*Instruction 1*:
Answer these questions using the text on minimum swaps to sort an array:
(a) To what value is the variable ans initialized?
(b) What does the function indexOf return when the element is not found?
(c) Which header file does the C++ program include?
*Instruction 2*:
From the text on minimum swaps to sort an array, extract word for word the passage starting with "Below is the" and going on through "int i, int j)".

While iterating over the array, check the current element, and if not in the correct place, replace that element with the index of the element which should have come to this place greedily which will give the optimal answer

Follow the below steps to solve the problem:

  • Create a new array and copy the elements of the input array
  • Sort the new array and declare a variable ans equal to 0
  • Run a for loop to traverse the elements
    • If the current element in the sorted array is not equal to the one in the input array then increase the and by 1
    • And swap the current element, with the required element at this index
  • Return ans 

Below is the implementation of the above approach:

C++




// C++ program to find minimum number
// of swaps required to sort an array
#include <bits/stdc++.h>
using namespace std;
 
void swap(vector<int>& arr, int i, int j)
{
    int temp = arr[i];
    arr[i] = arr[j];
    arr[j] = temp;
}
 
int indexOf(vector<int>& arr, int ele)
{
    for (int i = 0; i < arr.size(); i++) {
        if (arr[i] == ele) {
            return i;
        }
    }
    return -1;
}
 
// Return the minimum number
// of swaps required to sort the array
int minSwaps(vector<int> arr, int N)
{
    int ans = 0;
    vector<int> temp(arr.begin(), arr.end());
    sort(temp.begin(), temp.end());
 
    for (int i = 0; i < N; i++) {
 
        // This is checking whether
        // the current element is
        // at the right place or not
        if (arr[i] != temp[i]) {
            ans++;
 
            // Swap the current element
            // with the right index
            // so that arr[0] to arr[i] is sorted
            swap(arr, i, indexOf(arr, temp[i]));
        }
    }
    return ans;
}
 
// Driver Code
int main()

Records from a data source

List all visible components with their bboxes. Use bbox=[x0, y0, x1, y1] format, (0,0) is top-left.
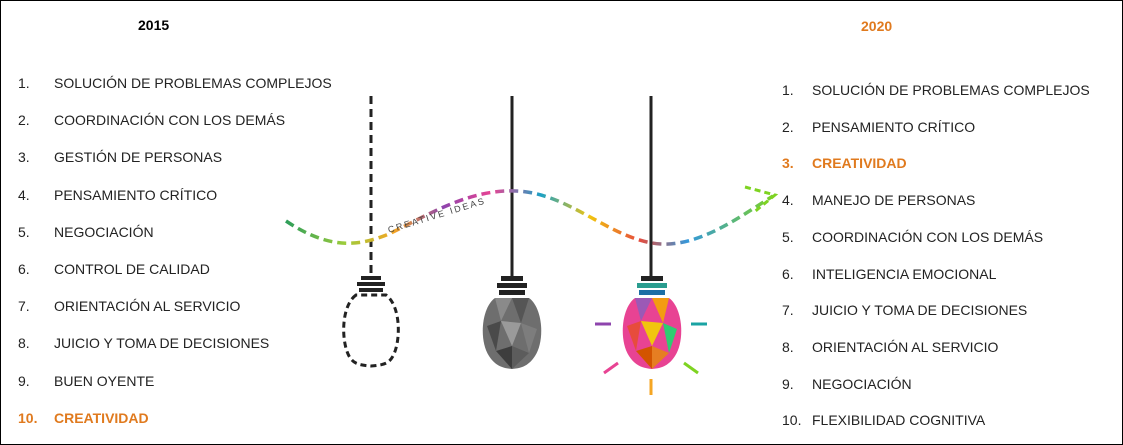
item-label: CONTROL DE CALIDAD bbox=[54, 261, 210, 277]
item-label: GESTIÓN DE PERSONAS bbox=[54, 149, 223, 166]
item-number: 1. bbox=[782, 82, 794, 98]
item-label: JUICIO Y TOMA DE DECISIONES bbox=[54, 335, 270, 352]
item-label: FLEXIBILIDAD COGNITIVA bbox=[812, 412, 986, 429]
item-label: MANEJO DE PERSONAS bbox=[812, 192, 976, 209]
creative-ideas-label: CREATIVE IDEAS bbox=[387, 196, 487, 235]
item-number: 8. bbox=[18, 335, 30, 352]
item-label: CREATIVIDAD bbox=[54, 409, 149, 426]
item-label: JUICIO Y TOMA DE DECISIONES bbox=[812, 302, 1028, 319]
item-number: 1. bbox=[18, 75, 30, 91]
item-label: SOLUCIÓN DE PROBLEMAS COMPLEJOS bbox=[812, 82, 1090, 98]
faceted-gray-bulb-icon bbox=[482, 276, 542, 369]
item-number: 10. bbox=[782, 412, 802, 429]
wavy-arrow-icon: CREATIVE IDEAS bbox=[285, 185, 779, 246]
item-number: 2. bbox=[18, 112, 30, 129]
item-number: 9. bbox=[18, 372, 30, 389]
item-number: 8. bbox=[782, 338, 794, 355]
item-number: 7. bbox=[18, 298, 30, 315]
item-number: 4. bbox=[18, 186, 30, 203]
item-label: CREATIVIDAD bbox=[812, 155, 907, 172]
item-number: 6. bbox=[18, 261, 30, 277]
item-label: NEGOCIACIÓN bbox=[54, 223, 154, 240]
item-number: 10. bbox=[18, 409, 38, 426]
item-label: BUEN OYENTE bbox=[54, 372, 155, 389]
item-label: ORIENTACIÓN AL SERVICIO bbox=[54, 298, 241, 315]
item-number: 3. bbox=[18, 149, 30, 166]
item-number: 2. bbox=[782, 118, 794, 135]
item-number: 3. bbox=[782, 155, 794, 172]
outline-bulb-icon bbox=[342, 276, 400, 368]
item-label: COORDINACIÓN CON LOS DEMÁS bbox=[812, 228, 1044, 245]
year-2020-heading: 2020 bbox=[861, 18, 893, 34]
item-number: 6. bbox=[782, 265, 794, 282]
item-label: INTELIGENCIA EMOCIONAL bbox=[812, 265, 997, 282]
colorful-glowing-bulb-icon bbox=[595, 276, 707, 395]
item-label: PENSAMIENTO CRÍTICO bbox=[812, 118, 976, 135]
item-number: 4. bbox=[782, 192, 794, 209]
item-number: 5. bbox=[782, 228, 794, 245]
item-label: COORDINACIÓN CON LOS DEMÁS bbox=[54, 112, 286, 129]
item-label: ORIENTACIÓN AL SERVICIO bbox=[812, 338, 999, 355]
item-number: 7. bbox=[782, 302, 794, 319]
item-label: PENSAMIENTO CRÍTICO bbox=[54, 186, 218, 203]
item-label: NEGOCIACIÓN bbox=[812, 375, 912, 392]
item-label: SOLUCIÓN DE PROBLEMAS COMPLEJOS bbox=[54, 75, 332, 91]
item-number: 5. bbox=[18, 223, 30, 240]
item-number: 9. bbox=[782, 375, 794, 392]
year-2015-heading: 2015 bbox=[138, 17, 170, 33]
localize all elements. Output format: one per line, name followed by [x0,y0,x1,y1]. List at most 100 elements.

*Worked answer 1*:
(a) 0
(b) -1
(c) bits/stdc++.h

*Worked answer 2*:
Below is the implementation of the above approach:

C++




// C++ program to find minimum number
// of swaps required to sort an array
#include <bits/stdc++.h>
using namespace std;
 
void swap(vector<int>& arr, int i, int j)